- What to do: Gather up all lines that carry the word "الاقتصاد".

- Given data:
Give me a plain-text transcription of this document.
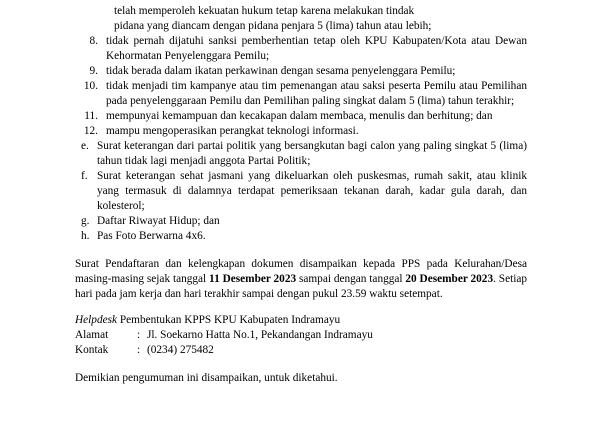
telah memperoleh kekuatan hukum tetap karena melakukan tindak
pidana yang diancam dengan pidana penjara 5 (lima) tahun atau lebih;
8. tidak pernah dijatuhi sanksi pemberhentian tetap oleh KPU Kabupaten/Kota atau Dewan Kehormatan Penyelenggara Pemilu;
9. tidak berada dalam ikatan perkawinan dengan sesama penyelenggara Pemilu;
10. tidak menjadi tim kampanye atau tim pemenangan atau saksi peserta Pemilu atau Pemilihan pada penyelenggaraan Pemilu dan Pemilihan paling singkat dalam 5 (lima) tahun terakhir;
11. mempunyai kemampuan dan kecakapan dalam membaca, menulis dan berhitung; dan
12. mampu mengoperasikan perangkat teknologi informasi.
e. Surat keterangan dari partai politik yang bersangkutan bagi calon yang paling singkat 5 (lima) tahun tidak lagi menjadi anggota Partai Politik;
f. Surat keterangan sehat jasmani yang dikeluarkan oleh puskesmas, rumah sakit, atau klinik yang termasuk di dalamnya terdapat pemeriksaan tekanan darah, kadar gula darah, dan kolesterol;
g. Daftar Riwayat Hidup; dan
h. Pas Foto Berwarna 4x6.

Surat Pendaftaran dan kelengkapan dokumen disampaikan kepada PPS pada Kelurahan/Desa masing-masing sejak tanggal 11 Desember 2023 sampai dengan tanggal 20 Desember 2023. Setiap hari pada jam kerja dan hari terakhir sampai dengan pukul 23.59 waktu setempat.

Helpdesk Pembentukan KPPS KPU Kabupaten Indramayu

Alamat	: Jl. Soekarno Hatta No.1, Pekandangan Indramayu
Kontak	: (0234) 275482

Demikian pengumuman ini disampaikan, untuk diketahui.
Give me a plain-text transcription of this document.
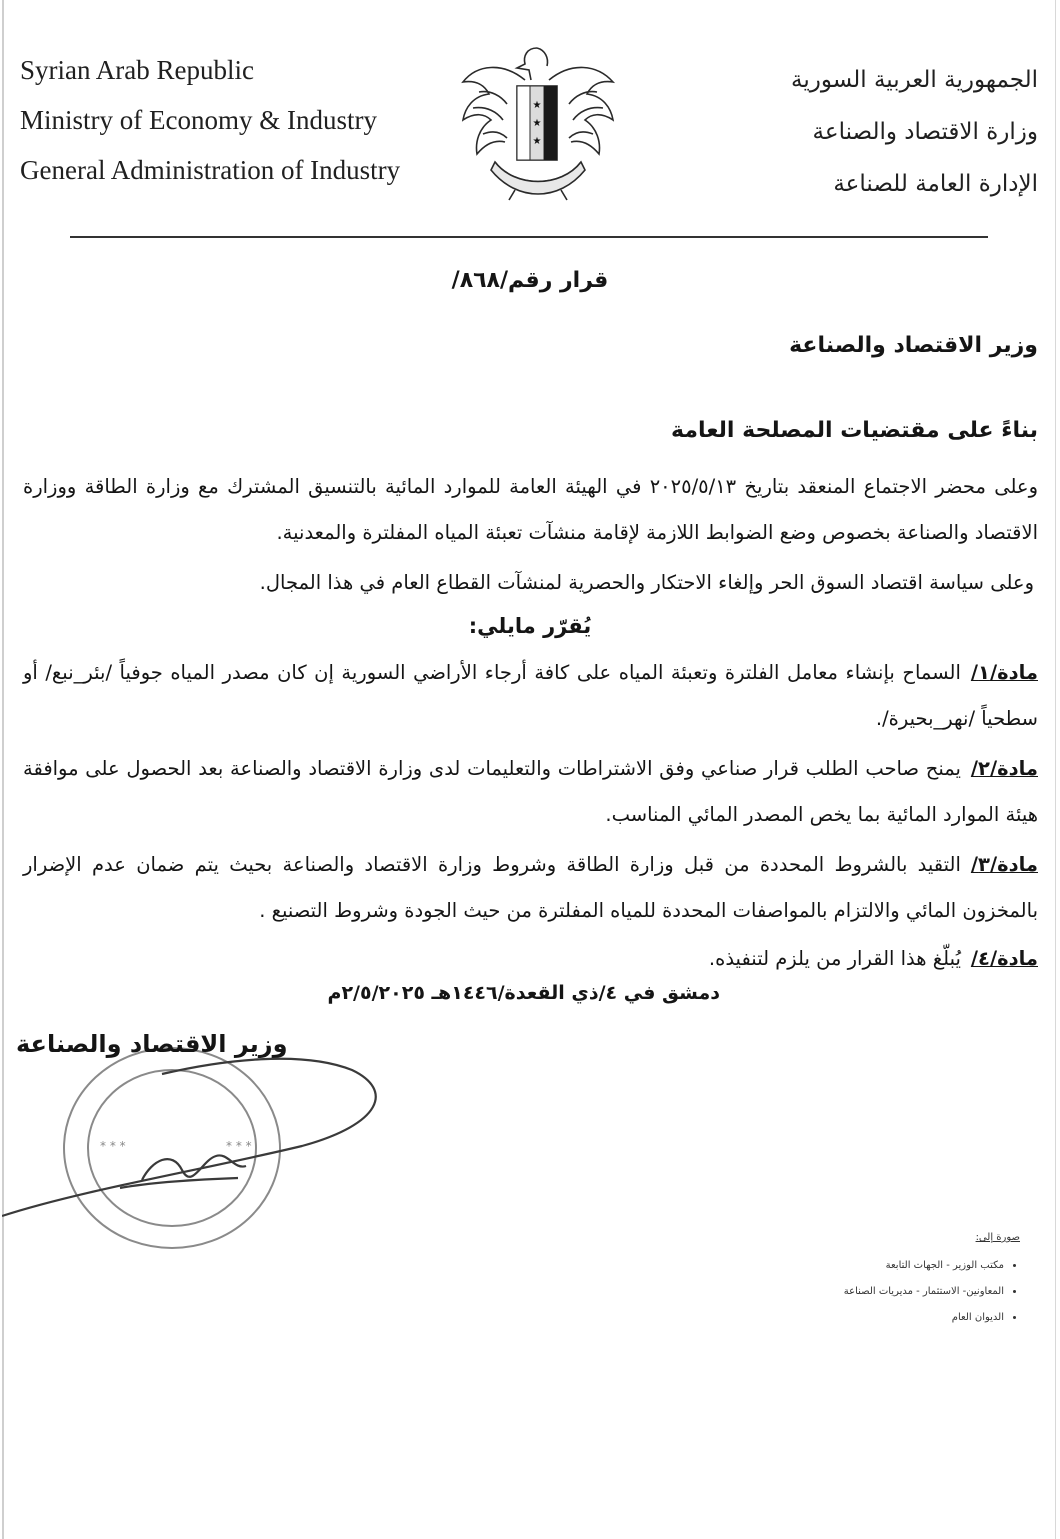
Syrian Arab Republic
Ministry of Economy & Industry
General Administration of Industry
★
★
★
الجمهورية العربية السورية
وزارة الاقتصاد والصناعة
الإدارة العامة للصناعة
قرار رقم/٨٦٨/
وزير الاقتصاد والصناعة
بناءً على مقتضيات المصلحة العامة
وعلى محضر الاجتماع المنعقد بتاريخ ٢٠٢٥/٥/١٣ في الهيئة العامة للموارد المائية بالتنسيق المشترك مع وزارة الطاقة ووزارة الاقتصاد والصناعة بخصوص وضع الضوابط اللازمة لإقامة منشآت تعبئة المياه المفلترة والمعدنية.
وعلى سياسة اقتصاد السوق الحر وإلغاء الاحتكار والحصرية لمنشآت القطاع العام في هذا المجال.
يُقرّر مايلي:
مادة/١/السماح بإنشاء معامل الفلترة وتعبئة المياه على كافة أرجاء الأراضي السورية إن كان مصدر المياه جوفياً /بئر_نبع/ أو سطحياً /نهر_بحيرة/.
مادة/٢/يمنح صاحب الطلب قرار صناعي وفق الاشتراطات والتعليمات لدى وزارة الاقتصاد والصناعة بعد الحصول على موافقة هيئة الموارد المائية بما يخص المصدر المائي المناسب.
مادة/٣/التقيد بالشروط المحددة من قبل وزارة الطاقة وشروط وزارة الاقتصاد والصناعة بحيث يتم ضمان عدم الإضرار بالمخزون المائي والالتزام بالمواصفات المحددة للمياه المفلترة من حيث الجودة وشروط التصنيع .
مادة/٤/يُبلّغ هذا القرار من يلزم لتنفيذه.
دمشق في ٤/ذي القعدة/١٤٤٦هـ ٢/٥/٢٠٢٥م
* * *	* * *
وزير الاقتصاد والصناعة
صورة إلى:
• مكتب الوزير - الجهات التابعة
• المعاونين- الاستثمار - مديريات الصناعة
• الديوان العام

- Written response:
وزارة الاقتصاد والصناعة
وزير الاقتصاد والصناعة
وعلى محضر الاجتماع المنعقد بتاريخ ٢٠٢٥/٥/١٣ في الهيئة العامة للموارد المائية بالتنسيق المشترك مع وزارة الطاقة ووزارة الاقتصاد والصناعة بخصوص وضع الضوابط اللازمة لإقامة منشآت تعبئة المياه المفلترة والمعدنية.
مادة/٢/يمنح صاحب الطلب قرار صناعي وفق الاشتراطات والتعليمات لدى وزارة الاقتصاد والصناعة بعد الحصول على موافقة هيئة الموارد المائية بما يخص المصدر المائي المناسب.
مادة/٣/التقيد بالشروط المحددة من قبل وزارة الطاقة وشروط وزارة الاقتصاد والصناعة بحيث يتم ضمان عدم الإضرار بالمخزون المائي والالتزام بالمواصفات المحددة للمياه المفلترة من حيث الجودة وشروط التصنيع .
وزير الاقتصاد والصناعة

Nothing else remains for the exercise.